━━━━━ PASSAGE SHOWN

# What type of 3DS do you own? (pictures welcome)



## cosmic-latte (Mar 23, 2015)

What type of 3DS do you own and what does it look like? Mine is a blue Pokemon X and Y limited edition 3DS XL.


----------



## JasonBurrows (Mar 23, 2015)

*Nintendo 3DS Aqua Blue*





*Nintendo 3DS Legend of Zelda 25th Anniversary Gold/Black* (Still new and sealed)





*Nintendo 3DS XL Red/Black*





*New Nintendo 3DS White*





This is not a Nintendo 3DS as such, but I am including it because it is technically still part of the console family.

*Nintendo 2DS Blue/Black*


----------



## matt (Mar 23, 2015)

Currently running have 3DS standard size cosmos black playing acnl


----------



## JasonBurrows (Mar 23, 2015)

matt said:


> View attachment 87750
> Currently running have 3DS standard size cosmos black playing acnl


Typical list up above for me eh matt? lol


----------



## matt (Mar 23, 2015)

JasonBurrows said:


> Typical list up above for me eh matt? lol



I expected more Jason   wheres the acnl limited edition mate? Lol


----------



## JasonBurrows (Mar 23, 2015)

matt said:


> I expected more Jason   wheres the acnl limited edition mate? Lol


I deeply apologise for not living up to your expectations.


----------



## Holla (Mar 23, 2015)

I own a regular 3DS XL that I got back in July 2013! It's NA's Blue/Black colour (so Blue on the outside, Black on the inside) ^.^ I've only had the clear Pokemon case for about a month though. (I imported it from Japan).  I have no intensions of upgrading to the New 3DS, I love mine just the way it is.



​


----------



## Alienfish (Mar 23, 2015)

Nice collections, I actually had a Black 3DS at one point, it even had the ambassador games on it because I bought it used 

Debating on if I should get one of these 'new' ones for OR/AS or AC NL though


----------



## Coach (Mar 23, 2015)

━━━━━━━━━━
━━━━━ STORED DATA

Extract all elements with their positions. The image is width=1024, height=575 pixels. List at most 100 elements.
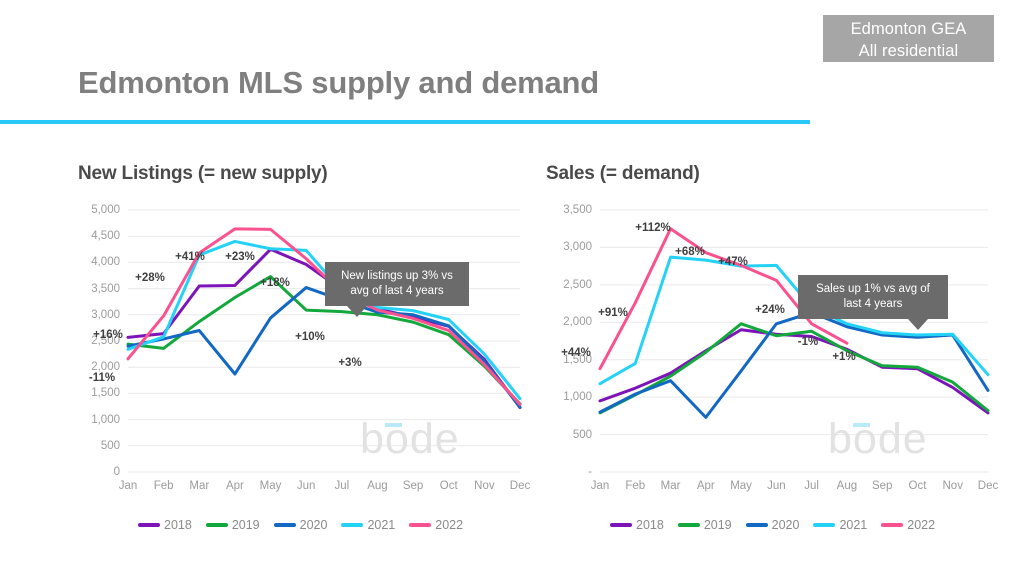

━━━━━━━━━━

_TASK PROMPT_.
Answer these questions about the forum thread on 3DS consoles:
1. What 3DS does the person who started the thread own?
2. Which console in JasonBurrows's list is still new and sealed?
3. Where did Holla import the clear Pokemon case from?

_FINAL RESULT_.
1. A blue Pokemon X and Y limited edition 3DS XL.
2. The Nintendo 3DS Legend of Zelda 25th Anniversary Gold/Black.
3. Japan.